What this task involves:
Copy the following lines word for word.
· · ·
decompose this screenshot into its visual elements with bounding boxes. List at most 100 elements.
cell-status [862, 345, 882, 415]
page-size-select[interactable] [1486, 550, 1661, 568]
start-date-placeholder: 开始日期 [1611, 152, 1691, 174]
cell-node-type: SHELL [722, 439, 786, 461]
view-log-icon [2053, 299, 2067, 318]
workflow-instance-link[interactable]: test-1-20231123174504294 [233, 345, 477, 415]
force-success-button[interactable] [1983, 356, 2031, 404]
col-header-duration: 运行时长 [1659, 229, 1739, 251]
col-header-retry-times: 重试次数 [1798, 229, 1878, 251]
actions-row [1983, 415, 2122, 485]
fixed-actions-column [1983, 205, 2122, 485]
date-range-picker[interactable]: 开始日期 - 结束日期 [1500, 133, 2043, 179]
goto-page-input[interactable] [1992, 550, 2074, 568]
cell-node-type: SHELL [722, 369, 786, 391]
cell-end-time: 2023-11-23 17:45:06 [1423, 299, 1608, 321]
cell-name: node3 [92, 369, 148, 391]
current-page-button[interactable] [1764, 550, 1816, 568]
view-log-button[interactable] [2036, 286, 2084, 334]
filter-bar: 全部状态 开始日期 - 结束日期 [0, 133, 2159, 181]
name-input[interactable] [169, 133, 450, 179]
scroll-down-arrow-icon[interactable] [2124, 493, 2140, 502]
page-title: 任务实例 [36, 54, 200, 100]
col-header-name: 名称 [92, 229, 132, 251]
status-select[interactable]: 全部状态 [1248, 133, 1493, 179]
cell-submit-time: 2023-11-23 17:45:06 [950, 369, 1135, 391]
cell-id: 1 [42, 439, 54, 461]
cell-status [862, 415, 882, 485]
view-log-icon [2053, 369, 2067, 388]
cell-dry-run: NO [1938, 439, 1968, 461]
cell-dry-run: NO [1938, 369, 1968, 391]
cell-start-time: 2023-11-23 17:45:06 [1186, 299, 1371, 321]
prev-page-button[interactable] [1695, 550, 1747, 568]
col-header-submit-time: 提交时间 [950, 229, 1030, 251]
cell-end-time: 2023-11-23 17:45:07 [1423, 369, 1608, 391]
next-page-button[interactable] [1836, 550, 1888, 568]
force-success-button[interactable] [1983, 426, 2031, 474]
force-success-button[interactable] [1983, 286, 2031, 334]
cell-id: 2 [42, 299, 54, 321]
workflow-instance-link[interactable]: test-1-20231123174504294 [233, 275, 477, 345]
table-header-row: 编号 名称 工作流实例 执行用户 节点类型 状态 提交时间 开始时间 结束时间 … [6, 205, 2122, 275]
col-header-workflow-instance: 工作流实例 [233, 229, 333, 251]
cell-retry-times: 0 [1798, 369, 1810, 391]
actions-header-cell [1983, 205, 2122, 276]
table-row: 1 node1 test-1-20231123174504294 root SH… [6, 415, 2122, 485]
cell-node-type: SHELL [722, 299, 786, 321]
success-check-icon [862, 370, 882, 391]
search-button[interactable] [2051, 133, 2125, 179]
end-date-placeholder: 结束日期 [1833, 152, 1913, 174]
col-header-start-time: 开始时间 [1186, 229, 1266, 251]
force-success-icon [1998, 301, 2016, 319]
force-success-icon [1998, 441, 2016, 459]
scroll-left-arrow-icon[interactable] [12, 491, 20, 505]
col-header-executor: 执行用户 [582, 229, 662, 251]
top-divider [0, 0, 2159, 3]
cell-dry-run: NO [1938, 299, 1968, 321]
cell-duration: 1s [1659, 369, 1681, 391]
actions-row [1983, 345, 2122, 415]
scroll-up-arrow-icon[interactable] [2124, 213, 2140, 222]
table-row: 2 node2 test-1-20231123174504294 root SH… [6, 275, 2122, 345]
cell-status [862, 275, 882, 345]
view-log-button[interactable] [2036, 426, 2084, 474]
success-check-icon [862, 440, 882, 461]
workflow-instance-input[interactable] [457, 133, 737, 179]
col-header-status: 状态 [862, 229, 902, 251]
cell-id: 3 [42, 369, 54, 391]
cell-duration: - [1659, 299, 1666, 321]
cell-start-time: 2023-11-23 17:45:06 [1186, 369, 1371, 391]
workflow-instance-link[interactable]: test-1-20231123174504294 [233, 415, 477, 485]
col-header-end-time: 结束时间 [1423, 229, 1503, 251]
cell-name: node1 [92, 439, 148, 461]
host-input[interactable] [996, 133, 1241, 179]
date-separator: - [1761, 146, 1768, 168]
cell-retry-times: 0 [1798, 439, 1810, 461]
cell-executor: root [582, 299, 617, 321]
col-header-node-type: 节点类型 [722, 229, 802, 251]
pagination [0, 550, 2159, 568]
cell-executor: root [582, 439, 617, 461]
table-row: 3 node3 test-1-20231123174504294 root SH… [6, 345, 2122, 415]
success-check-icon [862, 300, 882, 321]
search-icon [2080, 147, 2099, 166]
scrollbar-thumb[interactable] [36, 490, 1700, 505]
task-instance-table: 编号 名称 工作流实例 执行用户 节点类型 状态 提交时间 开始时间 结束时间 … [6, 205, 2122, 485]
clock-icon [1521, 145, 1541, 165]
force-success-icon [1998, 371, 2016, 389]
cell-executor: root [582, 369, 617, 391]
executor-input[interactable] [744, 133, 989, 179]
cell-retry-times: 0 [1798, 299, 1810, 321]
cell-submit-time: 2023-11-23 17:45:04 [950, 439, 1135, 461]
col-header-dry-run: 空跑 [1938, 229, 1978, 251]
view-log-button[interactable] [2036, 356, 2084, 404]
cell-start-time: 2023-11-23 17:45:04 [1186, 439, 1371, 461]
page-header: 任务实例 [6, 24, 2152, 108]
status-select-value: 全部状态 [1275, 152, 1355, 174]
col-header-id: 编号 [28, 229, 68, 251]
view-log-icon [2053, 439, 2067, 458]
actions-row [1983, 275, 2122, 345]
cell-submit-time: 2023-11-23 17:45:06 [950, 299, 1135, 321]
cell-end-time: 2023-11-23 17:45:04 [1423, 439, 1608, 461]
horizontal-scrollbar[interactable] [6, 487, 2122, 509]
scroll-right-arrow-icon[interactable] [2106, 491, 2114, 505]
· · ·
Result:
decompose this screenshot into its visual elements with bounding boxes. List at most 100 elements.
cell-status [862, 345, 882, 415]
page-size-select[interactable] [1486, 550, 1661, 568]
start-date-placeholder: 开始日期 [1611, 152, 1691, 174]
cell-node-type: SHELL [722, 439, 786, 461]
view-log-icon [2053, 299, 2067, 318]
workflow-instance-link[interactable]: test-1-20231123174504294 [233, 345, 477, 415]
force-success-button[interactable] [1983, 356, 2031, 404]
col-header-duration: 运行时长 [1659, 229, 1739, 251]
col-header-retry-times: 重试次数 [1798, 229, 1878, 251]
actions-row [1983, 415, 2122, 485]
fixed-actions-column [1983, 205, 2122, 485]
date-range-picker[interactable]: 开始日期 - 结束日期 [1500, 133, 2043, 179]
goto-page-input[interactable] [1992, 550, 2074, 568]
cell-node-type: SHELL [722, 369, 786, 391]
cell-end-time: 2023-11-23 17:45:06 [1423, 299, 1608, 321]
cell-name: node3 [92, 369, 148, 391]
current-page-button[interactable] [1764, 550, 1816, 568]
view-log-button[interactable] [2036, 286, 2084, 334]
filter-bar: 全部状态 开始日期 - 结束日期 [0, 133, 2159, 181]
name-input[interactable] [169, 133, 450, 179]
scroll-down-arrow-icon[interactable] [2124, 493, 2140, 502]
page-title: 任务实例 [36, 54, 200, 100]
col-header-name: 名称 [92, 229, 132, 251]
status-select[interactable]: 全部状态 [1248, 133, 1493, 179]
cell-submit-time: 2023-11-23 17:45:06 [950, 369, 1135, 391]
cell-id: 1 [42, 439, 54, 461]
cell-status [862, 415, 882, 485]
view-log-icon [2053, 369, 2067, 388]
cell-dry-run: NO [1938, 439, 1968, 461]
cell-dry-run: NO [1938, 369, 1968, 391]
cell-start-time: 2023-11-23 17:45:06 [1186, 299, 1371, 321]
prev-page-button[interactable] [1695, 550, 1747, 568]
col-header-submit-time: 提交时间 [950, 229, 1030, 251]
cell-end-time: 2023-11-23 17:45:07 [1423, 369, 1608, 391]
next-page-button[interactable] [1836, 550, 1888, 568]
force-success-button[interactable] [1983, 426, 2031, 474]
force-success-button[interactable] [1983, 286, 2031, 334]
cell-id: 2 [42, 299, 54, 321]
workflow-instance-link[interactable]: test-1-20231123174504294 [233, 275, 477, 345]
table-header-row: 编号 名称 工作流实例 执行用户 节点类型 状态 提交时间 开始时间 结束时间 … [6, 205, 2122, 275]
col-header-workflow-instance: 工作流实例 [233, 229, 333, 251]
cell-retry-times: 0 [1798, 369, 1810, 391]
actions-header-cell [1983, 205, 2122, 276]
table-row: 1 node1 test-1-20231123174504294 root SH… [6, 415, 2122, 485]
cell-node-type: SHELL [722, 299, 786, 321]
success-check-icon [862, 370, 882, 391]
search-button[interactable] [2051, 133, 2125, 179]
end-date-placeholder: 结束日期 [1833, 152, 1913, 174]
col-header-start-time: 开始时间 [1186, 229, 1266, 251]
force-success-icon [1998, 301, 2016, 319]
force-success-icon [1998, 441, 2016, 459]
scroll-left-arrow-icon[interactable] [12, 491, 20, 505]
col-header-executor: 执行用户 [582, 229, 662, 251]
top-divider [0, 0, 2159, 3]
cell-dry-run: NO [1938, 299, 1968, 321]
cell-duration: 1s [1659, 369, 1681, 391]
actions-row [1983, 345, 2122, 415]
scroll-up-arrow-icon[interactable] [2124, 213, 2140, 222]
table-row: 2 node2 test-1-20231123174504294 root SH… [6, 275, 2122, 345]
cell-status [862, 275, 882, 345]
view-log-button[interactable] [2036, 426, 2084, 474]
success-check-icon [862, 440, 882, 461]
workflow-instance-input[interactable] [457, 133, 737, 179]
col-header-status: 状态 [862, 229, 902, 251]
cell-id: 3 [42, 369, 54, 391]
cell-duration: - [1659, 299, 1666, 321]
cell-start-time: 2023-11-23 17:45:06 [1186, 369, 1371, 391]
workflow-instance-link[interactable]: test-1-20231123174504294 [233, 415, 477, 485]
col-header-end-time: 结束时间 [1423, 229, 1503, 251]
cell-name: node1 [92, 439, 148, 461]
host-input[interactable] [996, 133, 1241, 179]
date-separator: - [1761, 146, 1768, 168]
cell-retry-times: 0 [1798, 439, 1810, 461]
cell-executor: root [582, 299, 617, 321]
col-header-node-type: 节点类型 [722, 229, 802, 251]
pagination [0, 550, 2159, 568]
cell-executor: root [582, 439, 617, 461]
table-row: 3 node3 test-1-20231123174504294 root SH… [6, 345, 2122, 415]
success-check-icon [862, 300, 882, 321]
search-icon [2080, 147, 2099, 166]
scrollbar-thumb[interactable] [36, 490, 1700, 505]
task-instance-table: 编号 名称 工作流实例 执行用户 节点类型 状态 提交时间 开始时间 结束时间 … [6, 205, 2122, 485]
clock-icon [1521, 145, 1541, 165]
force-success-icon [1998, 371, 2016, 389]
cell-executor: root [582, 369, 617, 391]
executor-input[interactable] [744, 133, 989, 179]
cell-retry-times: 0 [1798, 299, 1810, 321]
cell-submit-time: 2023-11-23 17:45:04 [950, 439, 1135, 461]
col-header-dry-run: 空跑 [1938, 229, 1978, 251]
view-log-button[interactable] [2036, 356, 2084, 404]
cell-start-time: 2023-11-23 17:45:04 [1186, 439, 1371, 461]
page-header: 任务实例 [6, 24, 2152, 108]
status-select-value: 全部状态 [1275, 152, 1355, 174]
col-header-id: 编号 [28, 229, 68, 251]
view-log-icon [2053, 439, 2067, 458]
actions-row [1983, 275, 2122, 345]
cell-submit-time: 2023-11-23 17:45:06 [950, 299, 1135, 321]
cell-end-time: 2023-11-23 17:45:04 [1423, 439, 1608, 461]
horizontal-scrollbar[interactable] [6, 487, 2122, 509]
scroll-right-arrow-icon[interactable] [2106, 491, 2114, 505]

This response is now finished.